EXERCISE DETAILS
Among the lines below, list those containing the string "обращения".

ITEMS
#####
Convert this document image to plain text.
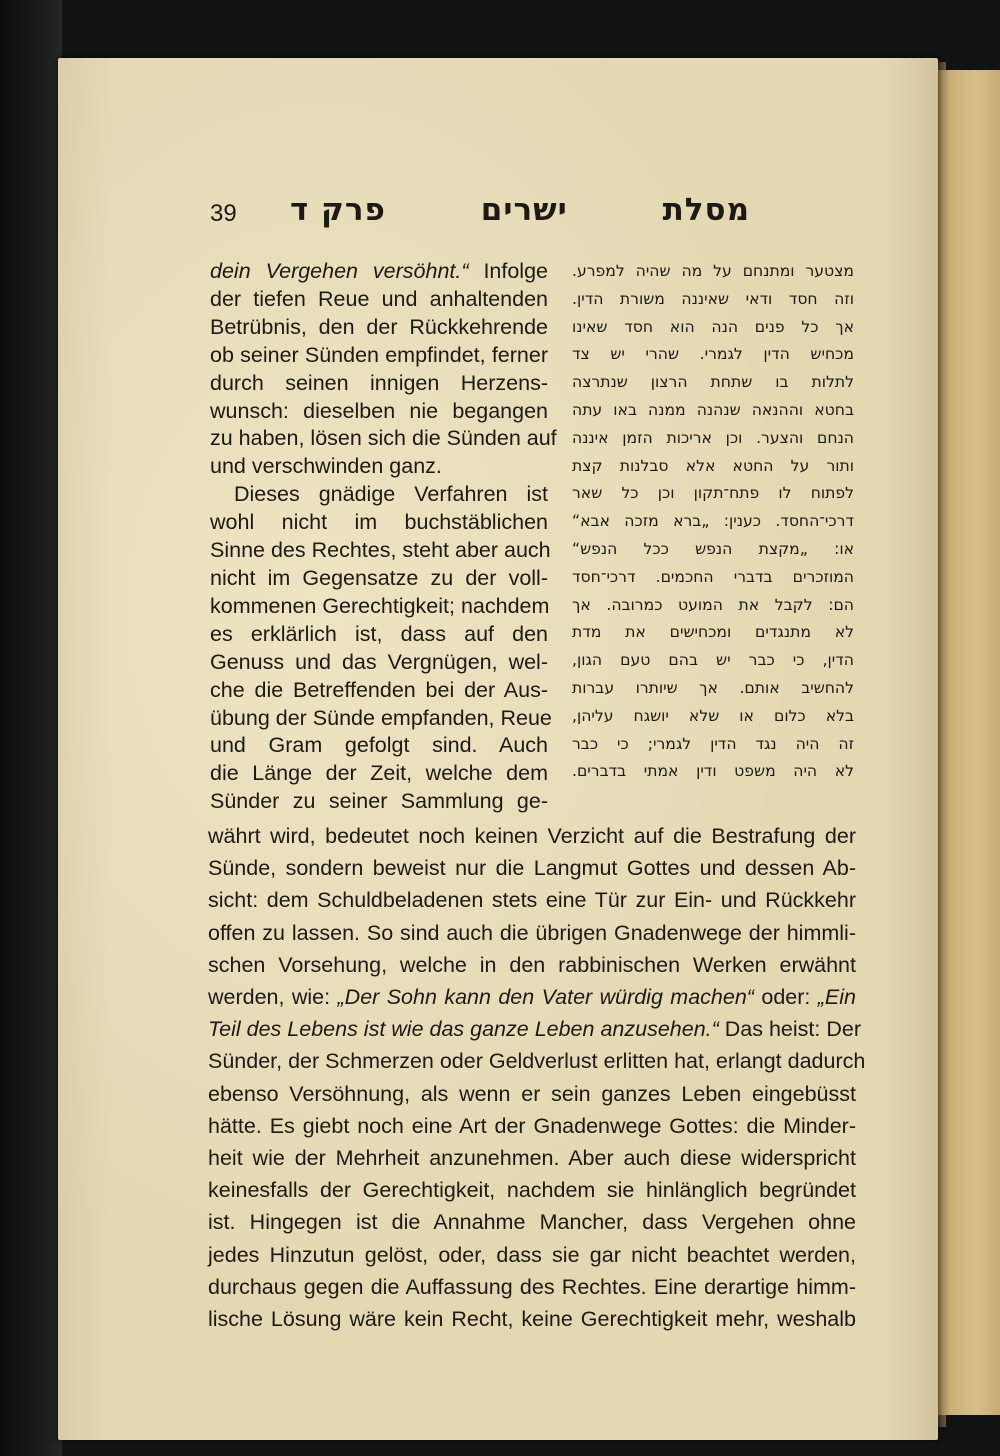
39	מסלת
ישרים
פרק ד
מצטער ומתנחם על מה שהיה למפרע.
וזה חסד ודאי שאיננה משורת הדין.
אך כל פנים הנה הוא חסד שאינו
מכחיש הדין לגמרי. שהרי יש צד
לתלות בו שתחת הרצון שנתרצה
בחטא וההנאה שנהנה ממנה באו עתה
הנחם והצער. וכן אריכות הזמן איננה
ותור על החטא אלא סבלנות קצת
לפתוח לו פתח־תקון וכן כל שאר
דרכי־החסד. כענין: „ברא מזכה אבא“
או: „מקצת הנפש ככל הנפש“
המוזכרים בדברי החכמים. דרכי־חסד
הם: לקבל את המועט כמרובה. אך
לא מתנגדים ומכחישים את מדת
הדין, כי כבר יש בהם טעם הגון,
להחשיב אותם. אך שיותרו עברות
בלא כלום או שלא יושגח עליהן,
זה היה נגד הדין לגמרי; כי כבר
לא היה משפט ודין אמתי בדברים.
dein Vergehen versöhnt.“ Infolge
der tiefen Reue und anhaltenden
Betrübnis, den der Rückkehrende
ob seiner Sünden empfindet, ferner
durch seinen innigen Herzens-
wunsch: dieselben nie begangen
zu haben, lösen sich die Sünden auf
und verschwinden ganz.
Dieses gnädige Verfahren ist
wohl nicht im buchstäblichen
Sinne des Rechtes, steht aber auch
nicht im Gegensatze zu der voll-
kommenen Gerechtigkeit; nachdem
es erklärlich ist, dass auf den
Genuss und das Vergnügen, wel-
che die Betreffenden bei der Aus-
übung der Sünde empfanden, Reue
und Gram gefolgt sind. Auch
die Länge der Zeit, welche dem
Sünder zu seiner Sammlung ge-
währt wird, bedeutet noch keinen Verzicht auf die Bestrafung der
Sünde, sondern beweist nur die Langmut Gottes und dessen Ab-
sicht: dem Schuldbeladenen stets eine Tür zur Ein- und Rückkehr
offen zu lassen. So sind auch die übrigen Gnadenwege der himmli-
schen Vorsehung, welche in den rabbinischen Werken erwähnt
werden, wie: „Der Sohn kann den Vater würdig machen“ oder: „Ein
Teil des Lebens ist wie das ganze Leben anzusehen.“ Das heist: Der
Sünder, der Schmerzen oder Geldverlust erlitten hat, erlangt dadurch
ebenso Versöhnung, als wenn er sein ganzes Leben eingebüsst
hätte. Es giebt noch eine Art der Gnadenwege Gottes: die Minder-
heit wie der Mehrheit anzunehmen. Aber auch diese widerspricht
keinesfalls der Gerechtigkeit, nachdem sie hinlänglich begründet
ist. Hingegen ist die Annahme Mancher, dass Vergehen ohne
jedes Hinzutun gelöst, oder, dass sie gar nicht beachtet werden,
durchaus gegen die Auffassung des Rechtes. Eine derartige himm-
lische Lösung wäre kein Recht, keine Gerechtigkeit mehr, weshalb
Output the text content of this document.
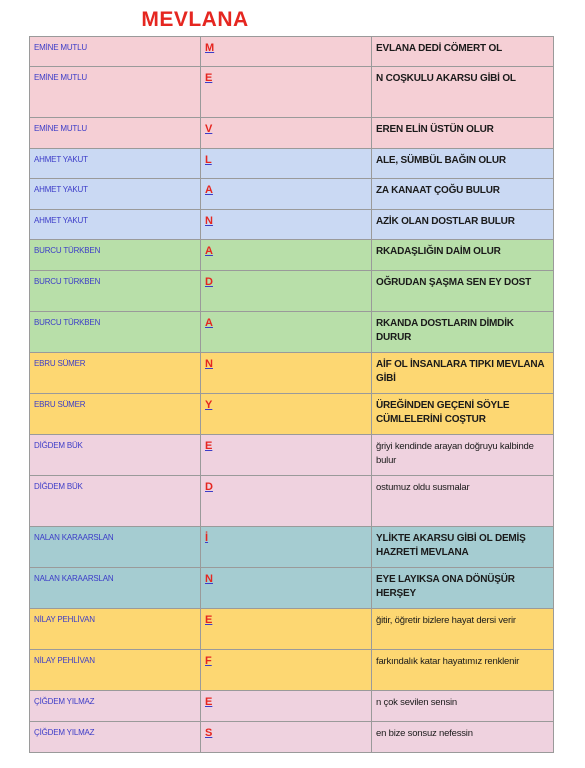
MEVLANA
EMİNE MUTLU	M	EVLANA DEDİ CÖMERT OL
EMİNE MUTLU	E	N COŞKULU AKARSU GİBİ OL
EMİNE MUTLU	V	EREN ELİN ÜSTÜN OLUR
AHMET YAKUT	L	ALE, SÜMBÜL BAĞIN OLUR
AHMET YAKUT	A	ZA KANAAT ÇOĞU BULUR
AHMET YAKUT	N	AZİK OLAN DOSTLAR BULUR
BURCU TÜRKBEN	A	RKADAŞLIĞIN DAİM OLUR
BURCU TÜRKBEN	D	OĞRUDAN ŞAŞMA SEN EY DOST
BURCU TÜRKBEN	A	RKANDA DOSTLARIN DİMDİK DURUR
EBRU SÜMER	N	AİF OL İNSANLARA TIPKI MEVLANA GİBİ
EBRU SÜMER	Y	ÜREĞİNDEN GEÇENİ SÖYLE CÜMLELERİNİ COŞTUR
DİĞDEM BÜK	E	ğriyi kendinde arayan doğruyu kalbinde bulur
DİĞDEM BÜK	D	ostumuz oldu susmalar
NALAN KARAARSLAN	İ	YLİKTE AKARSU GİBİ OL DEMİŞ HAZRETİ MEVLANA
NALAN KARAARSLAN	N	EYE LAYIKSA ONA DÖNÜŞÜR HERŞEY
NİLAY PEHLİVAN	E	ğitir, öğretir bizlere hayat dersi verir
NİLAY PEHLİVAN	F	farkındalık katar hayatımız renklenir
ÇİĞDEM YILMAZ	E	n çok sevilen sensin
ÇİĞDEM YILMAZ	S	en bize sonsuz nefessin
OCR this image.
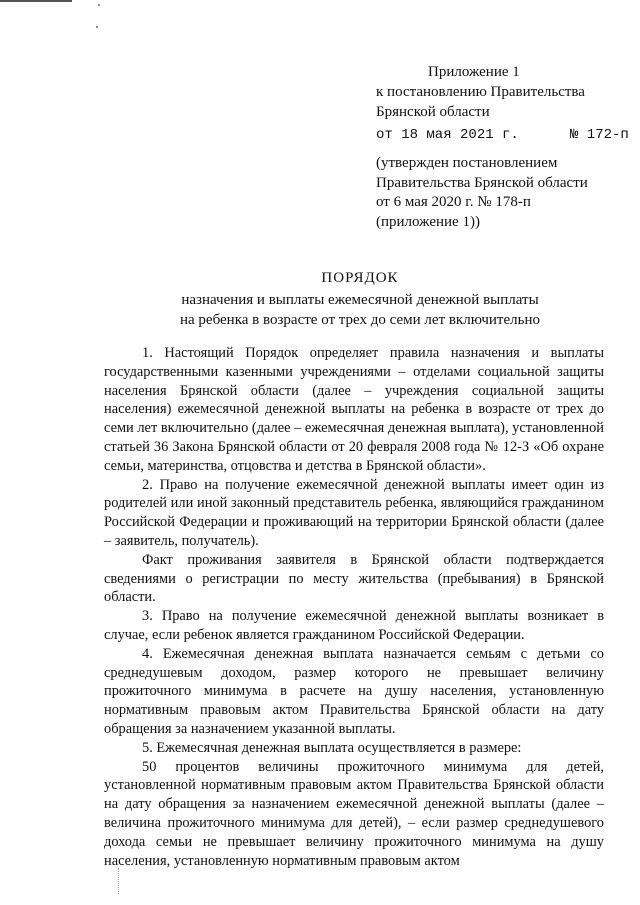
Приложение 1
к постановлению Правительства
Брянской области
от 18 мая 2021 г.	№ 172-п
(утвержден постановлением
Правительства Брянской области
от 6 мая 2020 г. № 178-п
(приложение 1))
ПОРЯДОК
назначения и выплаты ежемесячной денежной выплаты
на ребенка в возрасте от трех до семи лет включительно

1. Настоящий Порядок определяет правила назначения и выплаты государственными казенными учреждениями – отделами социальной защиты населения Брянской области (далее – учреждения социальной защиты населения) ежемесячной денежной выплаты на ребенка в возрасте от трех до семи лет включительно (далее – ежемесячная денежная выплата), установленной статьей 36 Закона Брянской области от 20 февраля 2008 года № 12-З «Об охране семьи, материнства, отцовства и детства в Брянской области».

2. Право на получение ежемесячной денежной выплаты имеет один из родителей или иной законный представитель ребенка, являющийся гражданином Российской Федерации и проживающий на территории Брянской области (далее – заявитель, получатель).

Факт проживания заявителя в Брянской области подтверждается сведениями о регистрации по месту жительства (пребывания) в Брянской области.

3. Право на получение ежемесячной денежной выплаты возникает в случае, если ребенок является гражданином Российской Федерации.

4. Ежемесячная денежная выплата назначается семьям с детьми со среднедушевым доходом, размер которого не превышает величину прожиточного минимума в расчете на душу населения, установленную нормативным правовым актом Правительства Брянской области на дату обращения за назначением указанной выплаты.

5. Ежемесячная денежная выплата осуществляется в размере:

50 процентов величины прожиточного минимума для детей, установленной нормативным правовым актом Правительства Брянской области на дату обращения за назначением ежемесячной денежной выплаты (далее – величина прожиточного минимума для детей), – если размер среднедушевого дохода семьи не превышает величину прожиточного минимума на душу населения, установленную нормативным правовым актом
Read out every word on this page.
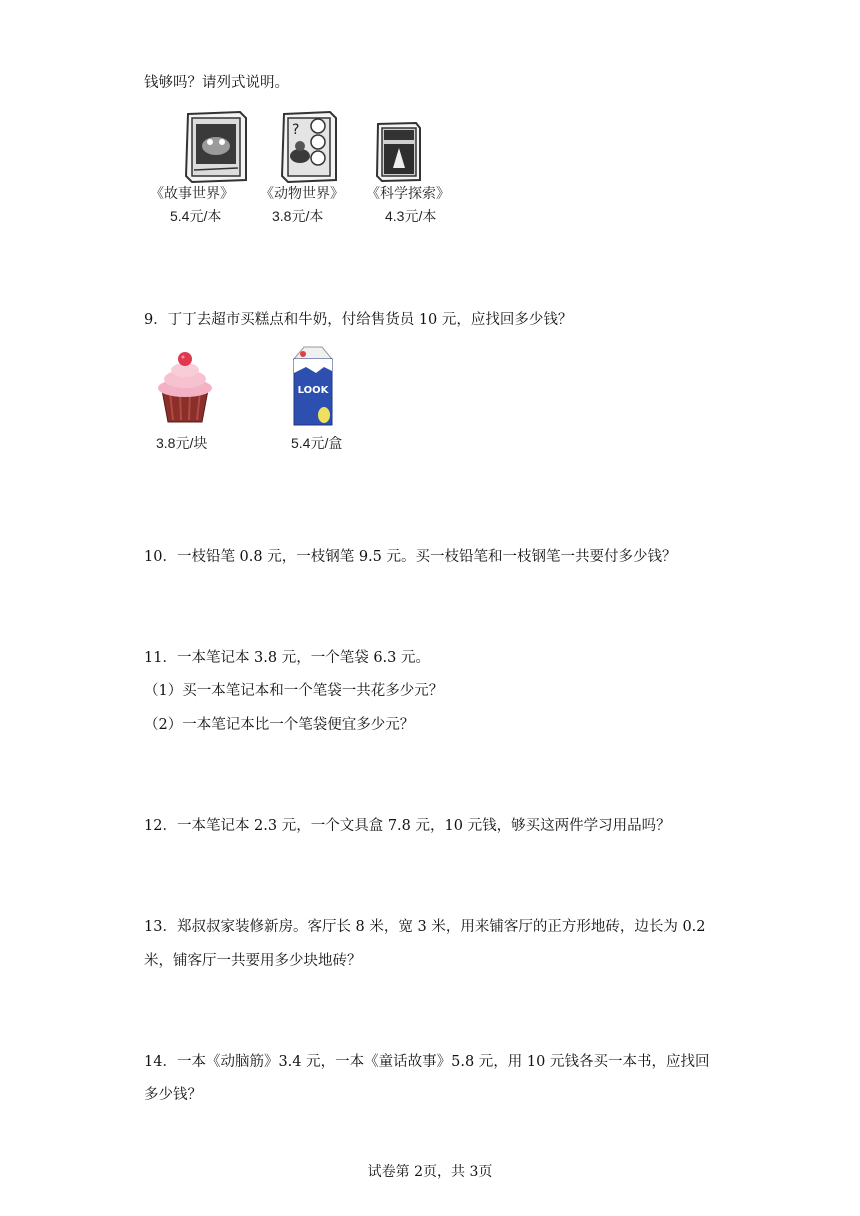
钱够吗？请列式说明。
?
《故事世界》 《动物世界》 《科学探索》
5.4元/本	3.8元/本	4.3元/本
9．丁丁去超市买糕点和牛奶，付给售货员 10 元，应找回多少钱？
LOOK
3.8元/块	5.4元/盒
10．一枝铅笔 0.8 元，一枝钢笔 9.5 元。买一枝铅笔和一枝钢笔一共要付多少钱？
11．一本笔记本 3.8 元，一个笔袋 6.3 元。
（1）买一本笔记本和一个笔袋一共花多少元？
（2）一本笔记本比一个笔袋便宜多少元？
12．一本笔记本 2.3 元，一个文具盒 7.8 元，10 元钱，够买这两件学习用品吗？
13．郑叔叔家装修新房。客厅长 8 米，宽 3 米，用来铺客厅的正方形地砖，边长为 0.2
米，铺客厅一共要用多少块地砖？
14．一本《动脑筋》3.4 元，一本《童话故事》5.8 元，用 10 元钱各买一本书，应找回
多少钱？
试卷第 2页，共 3页
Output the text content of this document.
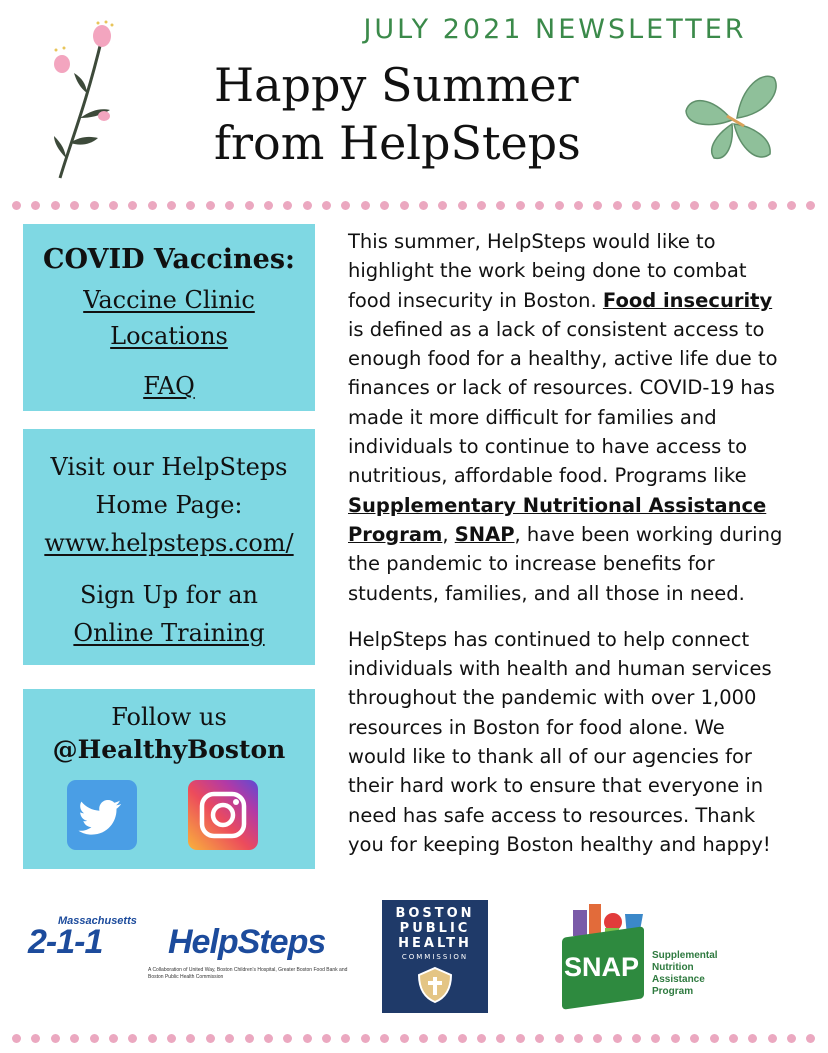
JULY 2021 NEWSLETTER
Happy Summer
from HelpSteps
COVID Vaccines:
Vaccine Clinic
Locations
FAQ
Visit our HelpSteps
Home Page:
www.helpsteps.com/
Sign Up for an
Online Training
Follow us
@HealthyBoston

This summer, HelpSteps would like to highlight the work being done to combat food insecurity in Boston. Food insecurity is defined as a lack of consistent access to enough food for a healthy, active life due to finances or lack of resources. COVID-19 has made it more difficult for families and individuals to continue to have access to nutritious, affordable food. Programs like Supplementary Nutritional Assistance Program, SNAP, have been working during the pandemic to increase benefits for students, families, and all those in need.

HelpSteps has continued to help connect individuals with health and human services throughout the pandemic with over 1,000 resources in Boston for food alone. We would like to thank all of our agencies for their hard work to ensure that everyone in need has safe access to resources. Thank you for keeping Boston healthy and happy!

Massachusetts
2-1-1 HelpSteps
A Collaboration of United Way, Boston Children's Hospital, Greater Boston Food Bank and Boston Public Health Commission
BOSTON
PUBLIC
HEALTH
COMMISSION	SNAP Supplemental
Nutrition
Assistance
Program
#####
FINAL ANSWER
4. Ежемесячная денежная выплата назначается семьям с детьми со среднедушевым доходом, размер которого не превышает величину прожиточного минимума в расчете на душу населения, установленную нормативным правовым актом Правительства Брянской области на дату обращения за назначением указанной выплаты.
50 процентов величины прожиточного минимума для детей, установленной нормативным правовым актом Правительства Брянской области на дату обращения за назначением ежемесячной денежной выплаты (далее – величина прожиточного минимума для детей), – если размер среднедушевого дохода семьи не превышает величину прожиточного минимума на душу населения, установленную нормативным правовым актом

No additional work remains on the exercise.